**** Data section

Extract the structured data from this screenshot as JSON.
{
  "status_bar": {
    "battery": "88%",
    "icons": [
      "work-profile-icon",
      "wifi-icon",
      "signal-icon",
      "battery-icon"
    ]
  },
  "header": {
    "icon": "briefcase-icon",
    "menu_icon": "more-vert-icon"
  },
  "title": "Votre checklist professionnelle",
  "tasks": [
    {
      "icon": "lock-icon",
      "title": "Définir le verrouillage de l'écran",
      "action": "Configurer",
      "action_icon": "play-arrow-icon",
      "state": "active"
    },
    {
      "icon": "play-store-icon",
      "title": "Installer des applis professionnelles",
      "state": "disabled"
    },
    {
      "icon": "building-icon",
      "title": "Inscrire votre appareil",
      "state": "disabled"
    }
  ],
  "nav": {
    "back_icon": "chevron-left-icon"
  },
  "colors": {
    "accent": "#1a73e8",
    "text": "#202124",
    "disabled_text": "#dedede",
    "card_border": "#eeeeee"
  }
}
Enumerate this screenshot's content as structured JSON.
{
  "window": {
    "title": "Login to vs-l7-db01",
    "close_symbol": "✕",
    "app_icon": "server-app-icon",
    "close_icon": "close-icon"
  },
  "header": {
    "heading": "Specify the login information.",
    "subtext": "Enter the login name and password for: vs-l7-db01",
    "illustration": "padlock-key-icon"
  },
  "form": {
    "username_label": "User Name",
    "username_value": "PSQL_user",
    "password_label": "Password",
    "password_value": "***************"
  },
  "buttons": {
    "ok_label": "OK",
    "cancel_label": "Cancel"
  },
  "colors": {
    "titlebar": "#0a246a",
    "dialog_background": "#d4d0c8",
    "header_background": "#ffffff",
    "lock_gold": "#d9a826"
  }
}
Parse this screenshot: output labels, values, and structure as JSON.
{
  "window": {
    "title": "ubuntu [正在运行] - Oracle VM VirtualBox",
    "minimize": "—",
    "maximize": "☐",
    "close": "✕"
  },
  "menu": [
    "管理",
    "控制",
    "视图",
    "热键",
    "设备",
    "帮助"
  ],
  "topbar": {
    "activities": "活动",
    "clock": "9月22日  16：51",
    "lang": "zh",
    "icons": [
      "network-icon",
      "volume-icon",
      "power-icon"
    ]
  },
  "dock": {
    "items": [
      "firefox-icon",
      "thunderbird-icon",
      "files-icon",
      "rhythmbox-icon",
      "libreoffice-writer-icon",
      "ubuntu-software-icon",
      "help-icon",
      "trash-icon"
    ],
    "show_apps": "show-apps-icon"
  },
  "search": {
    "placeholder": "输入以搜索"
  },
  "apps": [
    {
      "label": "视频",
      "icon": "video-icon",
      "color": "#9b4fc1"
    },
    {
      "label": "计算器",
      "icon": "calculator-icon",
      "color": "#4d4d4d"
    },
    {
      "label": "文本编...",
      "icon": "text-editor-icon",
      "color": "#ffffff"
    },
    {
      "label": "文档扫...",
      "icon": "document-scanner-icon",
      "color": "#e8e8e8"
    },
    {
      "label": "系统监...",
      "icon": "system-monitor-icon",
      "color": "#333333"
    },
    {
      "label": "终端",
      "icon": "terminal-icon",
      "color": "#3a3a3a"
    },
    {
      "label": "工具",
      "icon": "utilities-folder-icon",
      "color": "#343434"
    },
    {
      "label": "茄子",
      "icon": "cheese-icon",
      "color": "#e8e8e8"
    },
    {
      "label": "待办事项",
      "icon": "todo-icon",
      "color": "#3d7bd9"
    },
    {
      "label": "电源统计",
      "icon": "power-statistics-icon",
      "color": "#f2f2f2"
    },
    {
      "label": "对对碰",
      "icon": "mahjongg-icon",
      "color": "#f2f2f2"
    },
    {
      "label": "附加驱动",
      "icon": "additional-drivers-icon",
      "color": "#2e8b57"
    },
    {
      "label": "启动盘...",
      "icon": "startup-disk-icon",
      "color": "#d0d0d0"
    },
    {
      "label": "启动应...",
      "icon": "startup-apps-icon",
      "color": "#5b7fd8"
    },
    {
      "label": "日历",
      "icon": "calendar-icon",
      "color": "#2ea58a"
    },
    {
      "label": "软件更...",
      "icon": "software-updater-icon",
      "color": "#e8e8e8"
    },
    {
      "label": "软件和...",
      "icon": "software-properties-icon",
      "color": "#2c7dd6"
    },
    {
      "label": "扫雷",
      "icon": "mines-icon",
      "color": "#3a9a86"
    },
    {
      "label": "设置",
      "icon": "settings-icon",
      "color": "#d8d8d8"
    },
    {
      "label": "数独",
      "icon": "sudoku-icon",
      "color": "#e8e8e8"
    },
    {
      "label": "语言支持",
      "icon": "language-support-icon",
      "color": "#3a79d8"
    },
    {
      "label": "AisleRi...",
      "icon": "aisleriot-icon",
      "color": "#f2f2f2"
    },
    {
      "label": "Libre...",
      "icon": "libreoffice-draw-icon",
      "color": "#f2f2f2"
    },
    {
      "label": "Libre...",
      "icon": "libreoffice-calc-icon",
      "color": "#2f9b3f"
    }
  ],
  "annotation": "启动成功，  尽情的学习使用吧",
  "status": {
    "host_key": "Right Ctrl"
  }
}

********

Instructions to follow -
Pick each line holding the word "libreoffice" out of the data and copy it.

Response for this exercise -
      "libreoffice-writer-icon",
      "icon": "libreoffice-draw-icon",
      "icon": "libreoffice-calc-icon",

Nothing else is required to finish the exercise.